* **Written task**: Gather, from the listing beneath this task, every line holding the string "VINCULACIÓN".

* **Records supplied**:
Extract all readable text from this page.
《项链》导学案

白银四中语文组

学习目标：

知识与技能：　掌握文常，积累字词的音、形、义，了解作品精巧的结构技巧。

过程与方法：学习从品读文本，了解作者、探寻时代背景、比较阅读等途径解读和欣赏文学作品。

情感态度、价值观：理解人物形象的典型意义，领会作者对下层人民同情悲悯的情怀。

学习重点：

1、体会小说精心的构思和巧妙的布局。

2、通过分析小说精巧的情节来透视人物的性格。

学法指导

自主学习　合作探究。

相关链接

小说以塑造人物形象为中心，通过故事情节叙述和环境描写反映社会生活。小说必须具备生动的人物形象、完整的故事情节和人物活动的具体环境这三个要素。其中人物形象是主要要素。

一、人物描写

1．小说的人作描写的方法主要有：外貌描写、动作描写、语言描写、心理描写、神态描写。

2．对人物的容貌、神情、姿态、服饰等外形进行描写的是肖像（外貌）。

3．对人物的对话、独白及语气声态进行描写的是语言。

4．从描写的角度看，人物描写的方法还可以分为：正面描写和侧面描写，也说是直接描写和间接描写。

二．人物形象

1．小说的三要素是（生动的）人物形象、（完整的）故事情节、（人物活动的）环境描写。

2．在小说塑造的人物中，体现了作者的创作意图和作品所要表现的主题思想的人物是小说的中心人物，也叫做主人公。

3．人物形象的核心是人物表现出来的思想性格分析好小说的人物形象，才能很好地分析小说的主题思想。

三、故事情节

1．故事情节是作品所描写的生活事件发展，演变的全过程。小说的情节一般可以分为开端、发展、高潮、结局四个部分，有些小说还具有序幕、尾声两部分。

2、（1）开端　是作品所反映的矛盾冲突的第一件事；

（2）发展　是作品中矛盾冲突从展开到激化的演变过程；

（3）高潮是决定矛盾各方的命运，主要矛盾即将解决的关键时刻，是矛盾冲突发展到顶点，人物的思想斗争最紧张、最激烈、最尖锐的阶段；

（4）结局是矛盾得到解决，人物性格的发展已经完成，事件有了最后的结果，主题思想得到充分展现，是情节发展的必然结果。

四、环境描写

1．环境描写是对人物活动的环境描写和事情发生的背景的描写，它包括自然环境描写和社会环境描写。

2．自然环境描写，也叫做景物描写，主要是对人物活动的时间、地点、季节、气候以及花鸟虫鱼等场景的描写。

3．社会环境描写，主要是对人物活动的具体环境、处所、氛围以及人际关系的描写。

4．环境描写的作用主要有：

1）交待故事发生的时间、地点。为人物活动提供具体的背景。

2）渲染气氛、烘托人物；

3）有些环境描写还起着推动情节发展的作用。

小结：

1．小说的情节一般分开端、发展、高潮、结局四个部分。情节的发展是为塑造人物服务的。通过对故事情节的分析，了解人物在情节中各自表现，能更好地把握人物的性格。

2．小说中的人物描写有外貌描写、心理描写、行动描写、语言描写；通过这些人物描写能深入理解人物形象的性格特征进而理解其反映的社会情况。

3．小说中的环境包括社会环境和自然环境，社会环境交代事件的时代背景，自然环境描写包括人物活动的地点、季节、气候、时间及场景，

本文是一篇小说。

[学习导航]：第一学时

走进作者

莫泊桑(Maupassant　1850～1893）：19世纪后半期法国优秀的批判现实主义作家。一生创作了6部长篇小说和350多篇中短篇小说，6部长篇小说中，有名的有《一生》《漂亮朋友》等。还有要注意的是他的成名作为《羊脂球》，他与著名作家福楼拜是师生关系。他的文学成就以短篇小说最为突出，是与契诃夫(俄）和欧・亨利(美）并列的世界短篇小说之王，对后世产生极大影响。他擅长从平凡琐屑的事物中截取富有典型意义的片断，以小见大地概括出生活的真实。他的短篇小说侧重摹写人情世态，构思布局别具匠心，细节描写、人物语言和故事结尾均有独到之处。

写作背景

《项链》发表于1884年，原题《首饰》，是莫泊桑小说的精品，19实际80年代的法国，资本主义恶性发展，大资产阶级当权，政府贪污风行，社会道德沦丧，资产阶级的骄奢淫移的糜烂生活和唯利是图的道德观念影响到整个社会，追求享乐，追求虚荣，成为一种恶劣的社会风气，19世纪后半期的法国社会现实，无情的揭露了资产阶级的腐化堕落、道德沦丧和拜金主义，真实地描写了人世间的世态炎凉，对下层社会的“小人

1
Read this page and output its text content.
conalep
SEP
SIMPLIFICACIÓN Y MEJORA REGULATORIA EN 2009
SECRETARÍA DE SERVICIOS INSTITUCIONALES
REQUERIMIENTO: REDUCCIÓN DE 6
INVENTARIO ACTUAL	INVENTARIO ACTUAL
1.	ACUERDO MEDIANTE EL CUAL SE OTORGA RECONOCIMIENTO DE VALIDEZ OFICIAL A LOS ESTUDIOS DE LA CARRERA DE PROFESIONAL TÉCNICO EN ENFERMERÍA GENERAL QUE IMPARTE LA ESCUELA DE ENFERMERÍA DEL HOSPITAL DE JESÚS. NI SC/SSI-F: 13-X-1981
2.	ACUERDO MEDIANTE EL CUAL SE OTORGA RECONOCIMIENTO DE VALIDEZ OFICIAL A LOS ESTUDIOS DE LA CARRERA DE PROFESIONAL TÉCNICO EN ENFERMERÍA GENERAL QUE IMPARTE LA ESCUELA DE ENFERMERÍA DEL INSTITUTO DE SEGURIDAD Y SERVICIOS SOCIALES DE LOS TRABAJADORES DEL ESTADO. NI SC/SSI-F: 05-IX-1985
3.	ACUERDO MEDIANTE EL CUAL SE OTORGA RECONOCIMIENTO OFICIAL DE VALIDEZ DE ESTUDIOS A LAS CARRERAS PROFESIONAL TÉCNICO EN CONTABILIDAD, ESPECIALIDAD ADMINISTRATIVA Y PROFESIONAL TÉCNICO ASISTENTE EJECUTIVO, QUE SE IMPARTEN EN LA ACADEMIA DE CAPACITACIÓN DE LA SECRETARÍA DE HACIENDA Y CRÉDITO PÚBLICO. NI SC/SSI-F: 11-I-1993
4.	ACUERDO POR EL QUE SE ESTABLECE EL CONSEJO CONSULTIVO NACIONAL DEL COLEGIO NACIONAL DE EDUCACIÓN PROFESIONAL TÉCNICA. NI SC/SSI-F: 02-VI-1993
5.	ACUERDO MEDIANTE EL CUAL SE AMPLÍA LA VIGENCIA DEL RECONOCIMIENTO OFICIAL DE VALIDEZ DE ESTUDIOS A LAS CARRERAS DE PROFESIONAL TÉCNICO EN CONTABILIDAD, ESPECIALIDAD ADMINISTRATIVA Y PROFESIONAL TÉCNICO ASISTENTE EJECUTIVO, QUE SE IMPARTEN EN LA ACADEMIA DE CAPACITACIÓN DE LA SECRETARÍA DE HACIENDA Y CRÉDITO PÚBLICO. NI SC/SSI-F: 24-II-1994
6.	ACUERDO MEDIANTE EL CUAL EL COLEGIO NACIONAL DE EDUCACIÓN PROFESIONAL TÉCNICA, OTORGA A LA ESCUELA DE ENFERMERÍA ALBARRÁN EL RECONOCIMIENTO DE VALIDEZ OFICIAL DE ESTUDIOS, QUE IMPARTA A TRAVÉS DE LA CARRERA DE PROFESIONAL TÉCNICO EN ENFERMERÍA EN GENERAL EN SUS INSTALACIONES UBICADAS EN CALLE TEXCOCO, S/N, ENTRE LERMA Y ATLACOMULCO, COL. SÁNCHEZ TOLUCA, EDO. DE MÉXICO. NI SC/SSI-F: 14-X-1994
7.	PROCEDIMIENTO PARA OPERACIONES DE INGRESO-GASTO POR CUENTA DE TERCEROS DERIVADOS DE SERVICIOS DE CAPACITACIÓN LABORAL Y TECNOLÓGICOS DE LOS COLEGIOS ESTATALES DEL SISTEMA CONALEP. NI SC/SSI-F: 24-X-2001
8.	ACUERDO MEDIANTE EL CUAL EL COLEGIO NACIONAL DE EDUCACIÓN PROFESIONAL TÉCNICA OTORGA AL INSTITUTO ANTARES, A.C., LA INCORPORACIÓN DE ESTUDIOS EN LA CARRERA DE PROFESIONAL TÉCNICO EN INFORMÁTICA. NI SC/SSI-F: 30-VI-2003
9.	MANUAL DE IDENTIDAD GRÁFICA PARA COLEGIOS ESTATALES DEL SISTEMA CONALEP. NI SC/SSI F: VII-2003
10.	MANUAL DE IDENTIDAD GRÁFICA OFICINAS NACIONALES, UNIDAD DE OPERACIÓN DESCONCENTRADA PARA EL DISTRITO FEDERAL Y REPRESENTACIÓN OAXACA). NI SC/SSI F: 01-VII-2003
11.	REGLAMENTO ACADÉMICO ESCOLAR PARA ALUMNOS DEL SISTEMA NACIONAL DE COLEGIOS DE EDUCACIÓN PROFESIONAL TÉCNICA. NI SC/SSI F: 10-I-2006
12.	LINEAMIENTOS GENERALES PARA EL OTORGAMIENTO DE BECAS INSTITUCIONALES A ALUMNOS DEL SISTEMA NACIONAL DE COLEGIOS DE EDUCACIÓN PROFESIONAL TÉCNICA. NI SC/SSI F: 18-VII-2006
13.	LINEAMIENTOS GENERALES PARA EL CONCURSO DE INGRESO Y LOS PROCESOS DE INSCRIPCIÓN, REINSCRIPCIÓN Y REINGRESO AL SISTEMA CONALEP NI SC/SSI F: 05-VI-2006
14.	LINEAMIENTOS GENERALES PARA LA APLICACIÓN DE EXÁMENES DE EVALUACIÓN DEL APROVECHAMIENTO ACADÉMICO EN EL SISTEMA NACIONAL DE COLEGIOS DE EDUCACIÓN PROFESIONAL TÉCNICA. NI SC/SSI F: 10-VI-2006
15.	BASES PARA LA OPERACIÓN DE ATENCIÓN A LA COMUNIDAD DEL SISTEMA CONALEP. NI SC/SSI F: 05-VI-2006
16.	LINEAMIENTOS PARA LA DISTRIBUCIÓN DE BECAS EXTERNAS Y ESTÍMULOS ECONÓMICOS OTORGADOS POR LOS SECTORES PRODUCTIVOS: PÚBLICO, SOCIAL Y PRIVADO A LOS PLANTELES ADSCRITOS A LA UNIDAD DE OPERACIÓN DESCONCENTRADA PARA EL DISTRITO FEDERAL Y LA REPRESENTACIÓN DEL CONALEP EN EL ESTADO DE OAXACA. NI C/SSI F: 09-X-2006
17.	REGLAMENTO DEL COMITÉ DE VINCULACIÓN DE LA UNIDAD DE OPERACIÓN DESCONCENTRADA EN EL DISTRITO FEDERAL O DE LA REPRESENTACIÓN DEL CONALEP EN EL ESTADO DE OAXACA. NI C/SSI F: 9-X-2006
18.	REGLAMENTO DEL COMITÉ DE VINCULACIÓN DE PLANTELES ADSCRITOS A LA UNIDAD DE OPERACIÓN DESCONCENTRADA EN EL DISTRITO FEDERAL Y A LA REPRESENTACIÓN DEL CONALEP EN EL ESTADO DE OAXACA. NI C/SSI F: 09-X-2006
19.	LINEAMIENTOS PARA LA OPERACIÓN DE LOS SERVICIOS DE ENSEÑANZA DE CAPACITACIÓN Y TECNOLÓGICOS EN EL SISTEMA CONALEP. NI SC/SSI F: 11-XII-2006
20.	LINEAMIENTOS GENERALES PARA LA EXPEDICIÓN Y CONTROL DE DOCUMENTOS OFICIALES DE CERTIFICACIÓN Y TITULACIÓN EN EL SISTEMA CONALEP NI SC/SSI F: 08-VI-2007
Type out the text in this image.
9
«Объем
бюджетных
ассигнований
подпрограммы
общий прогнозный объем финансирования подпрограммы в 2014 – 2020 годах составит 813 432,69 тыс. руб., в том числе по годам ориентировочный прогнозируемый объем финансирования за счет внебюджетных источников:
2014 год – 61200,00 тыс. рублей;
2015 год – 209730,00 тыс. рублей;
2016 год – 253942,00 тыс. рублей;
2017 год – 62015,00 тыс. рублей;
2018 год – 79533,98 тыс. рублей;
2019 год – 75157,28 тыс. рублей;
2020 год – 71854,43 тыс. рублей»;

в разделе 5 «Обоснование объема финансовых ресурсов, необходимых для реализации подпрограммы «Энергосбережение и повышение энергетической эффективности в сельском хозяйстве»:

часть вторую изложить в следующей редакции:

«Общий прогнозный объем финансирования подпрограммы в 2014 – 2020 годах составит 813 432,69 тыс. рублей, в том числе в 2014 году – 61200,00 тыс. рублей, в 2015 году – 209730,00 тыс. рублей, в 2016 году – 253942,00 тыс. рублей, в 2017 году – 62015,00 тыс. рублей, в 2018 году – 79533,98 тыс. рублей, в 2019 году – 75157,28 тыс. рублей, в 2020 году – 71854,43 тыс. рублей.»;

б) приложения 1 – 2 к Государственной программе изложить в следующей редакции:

* **Exercise solution**:
17.	REGLAMENTO DEL COMITÉ DE VINCULACIÓN DE LA UNIDAD DE OPERACIÓN DESCONCENTRADA EN EL DISTRITO FEDERAL O DE LA REPRESENTACIÓN DEL CONALEP EN EL ESTADO DE OAXACA. NI C/SSI F: 9-X-2006
18.	REGLAMENTO DEL COMITÉ DE VINCULACIÓN DE PLANTELES ADSCRITOS A LA UNIDAD DE OPERACIÓN DESCONCENTRADA EN EL DISTRITO FEDERAL Y A LA REPRESENTACIÓN DEL CONALEP EN EL ESTADO DE OAXACA. NI C/SSI F: 09-X-2006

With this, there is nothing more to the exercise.